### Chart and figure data

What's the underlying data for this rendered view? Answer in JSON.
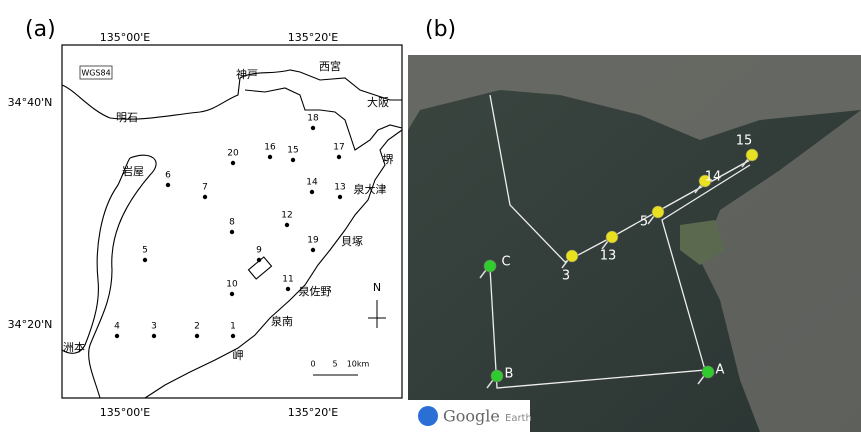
{
  "panel_a": {
    "label": "(a)",
    "top_axis": [
      "135°00'E",
      "135°20'E"
    ],
    "bottom_axis": [
      "135°00'E",
      "135°20'E"
    ],
    "left_axis": [
      "34°40'N",
      "34°20'N"
    ],
    "datum": "WGS84",
    "places": [
      "神戸",
      "西宮",
      "大阪",
      "明石",
      "堺",
      "岩屋",
      "泉大津",
      "貝塚",
      "泉佐野",
      "泉南",
      "洲本",
      "岬"
    ],
    "stations": [
      "18",
      "16",
      "15",
      "20",
      "17",
      "6",
      "7",
      "14",
      "13",
      "8",
      "12",
      "19",
      "5",
      "9",
      "10",
      "11",
      "4",
      "3",
      "2",
      "1"
    ],
    "scale": [
      "0",
      "5",
      "10km"
    ],
    "north": "N"
  },
  "panel_b": {
    "label": "(b)",
    "pins": [
      "15",
      "14",
      "5",
      "13",
      "3",
      "C",
      "B",
      "A"
    ],
    "logo": {
      "brand": "Google",
      "product": "Earth"
    }
  }
}
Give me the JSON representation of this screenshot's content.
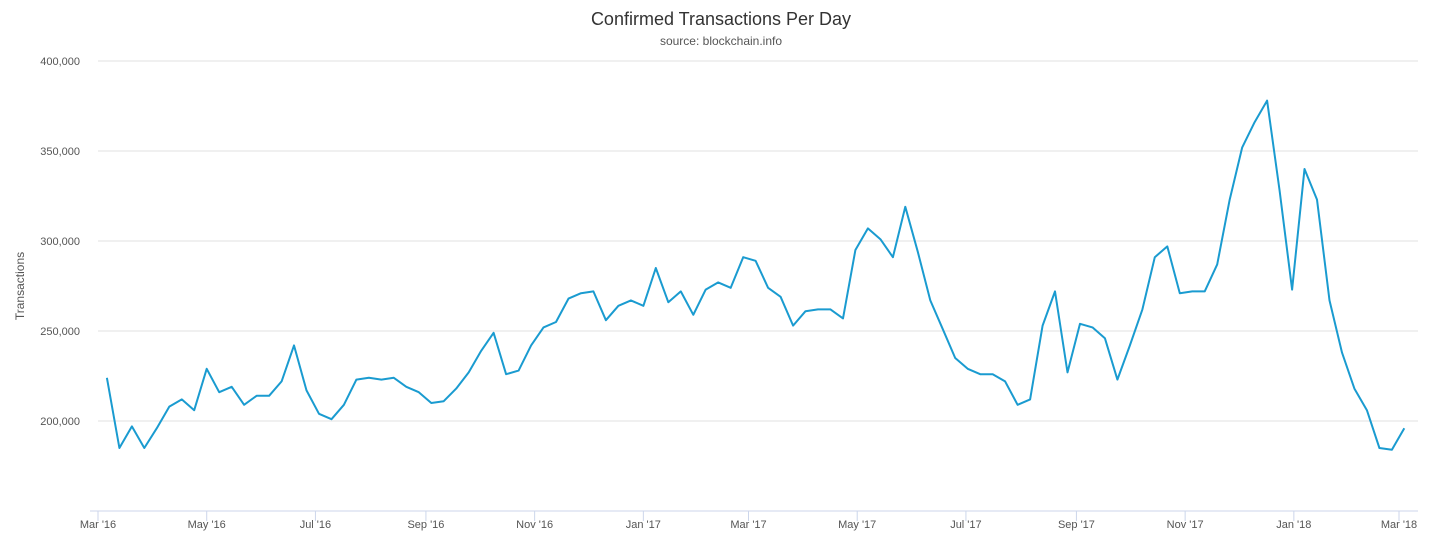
{
  "chart_data": {
    "type": "line",
    "title": "Confirmed Transactions Per Day",
    "subtitle": "source: blockchain.info",
    "xlabel": "",
    "ylabel": "Transactions",
    "ylim": [
      150000,
      400000
    ],
    "xlim": [
      "2016-03-01",
      "2018-03-12"
    ],
    "grid": true,
    "line_color": "#1a9bd0",
    "y_ticks": [
      200000,
      250000,
      300000,
      350000,
      400000
    ],
    "y_tick_labels": [
      "200,000",
      "250,000",
      "300,000",
      "350,000",
      "400,000"
    ],
    "x_ticks": [
      "2016-03-01",
      "2016-05-01",
      "2016-07-01",
      "2016-09-01",
      "2016-11-01",
      "2017-01-01",
      "2017-03-01",
      "2017-05-01",
      "2017-07-01",
      "2017-09-01",
      "2017-11-01",
      "2018-01-01",
      "2018-03-01"
    ],
    "x_tick_labels": [
      "Mar '16",
      "May '16",
      "Jul '16",
      "Sep '16",
      "Nov '16",
      "Jan '17",
      "Mar '17",
      "May '17",
      "Jul '17",
      "Sep '17",
      "Nov '17",
      "Jan '18",
      "Mar '18"
    ],
    "series": [
      {
        "x": [
          "2016-03-06",
          "2016-03-13",
          "2016-03-20",
          "2016-03-27",
          "2016-04-03",
          "2016-04-10",
          "2016-04-17",
          "2016-04-24",
          "2016-05-01",
          "2016-05-08",
          "2016-05-15",
          "2016-05-22",
          "2016-05-29",
          "2016-06-05",
          "2016-06-12",
          "2016-06-19",
          "2016-06-26",
          "2016-07-03",
          "2016-07-10",
          "2016-07-17",
          "2016-07-24",
          "2016-07-31",
          "2016-08-07",
          "2016-08-14",
          "2016-08-21",
          "2016-08-28",
          "2016-09-04",
          "2016-09-11",
          "2016-09-18",
          "2016-09-25",
          "2016-10-02",
          "2016-10-09",
          "2016-10-16",
          "2016-10-23",
          "2016-10-30",
          "2016-11-06",
          "2016-11-13",
          "2016-11-20",
          "2016-11-27",
          "2016-12-04",
          "2016-12-11",
          "2016-12-18",
          "2016-12-25",
          "2017-01-01",
          "2017-01-08",
          "2017-01-15",
          "2017-01-22",
          "2017-01-29",
          "2017-02-05",
          "2017-02-12",
          "2017-02-19",
          "2017-02-26",
          "2017-03-05",
          "2017-03-12",
          "2017-03-19",
          "2017-03-26",
          "2017-04-02",
          "2017-04-09",
          "2017-04-16",
          "2017-04-23",
          "2017-04-30",
          "2017-05-07",
          "2017-05-14",
          "2017-05-21",
          "2017-05-28",
          "2017-06-04",
          "2017-06-11",
          "2017-06-18",
          "2017-06-25",
          "2017-07-02",
          "2017-07-09",
          "2017-07-16",
          "2017-07-23",
          "2017-07-30",
          "2017-08-06",
          "2017-08-13",
          "2017-08-20",
          "2017-08-27",
          "2017-09-03",
          "2017-09-10",
          "2017-09-17",
          "2017-09-24",
          "2017-10-01",
          "2017-10-08",
          "2017-10-15",
          "2017-10-22",
          "2017-10-29",
          "2017-11-05",
          "2017-11-12",
          "2017-11-19",
          "2017-11-26",
          "2017-12-03",
          "2017-12-10",
          "2017-12-17",
          "2017-12-24",
          "2017-12-31",
          "2018-01-07",
          "2018-01-14",
          "2018-01-21",
          "2018-01-28",
          "2018-02-04",
          "2018-02-11",
          "2018-02-18",
          "2018-02-25",
          "2018-03-04"
        ],
        "y": [
          224000,
          185000,
          197000,
          185000,
          196000,
          208000,
          212000,
          206000,
          229000,
          216000,
          219000,
          209000,
          214000,
          214000,
          222000,
          242000,
          217000,
          204000,
          201000,
          209000,
          223000,
          224000,
          223000,
          224000,
          219000,
          216000,
          210000,
          211000,
          218000,
          227000,
          239000,
          249000,
          226000,
          228000,
          242000,
          252000,
          255000,
          268000,
          271000,
          272000,
          256000,
          264000,
          267000,
          264000,
          285000,
          266000,
          272000,
          259000,
          273000,
          277000,
          274000,
          291000,
          289000,
          274000,
          269000,
          253000,
          261000,
          262000,
          262000,
          257000,
          295000,
          307000,
          301000,
          291000,
          319000,
          294000,
          267000,
          251000,
          235000,
          229000,
          226000,
          226000,
          222000,
          209000,
          212000,
          253000,
          272000,
          227000,
          254000,
          252000,
          246000,
          223000,
          242000,
          262000,
          291000,
          297000,
          271000,
          272000,
          272000,
          287000,
          323000,
          352000,
          366000,
          378000,
          328000,
          273000,
          340000,
          323000,
          267000,
          238000,
          218000,
          206000,
          185000,
          184000,
          196000
        ]
      }
    ]
  }
}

### Prompt
Copy each line above where the string "this" occurs.

### Response
What's the underlying data for this rendered view? Answer in JSON.
Give me the JSON representation of this screenshot's content.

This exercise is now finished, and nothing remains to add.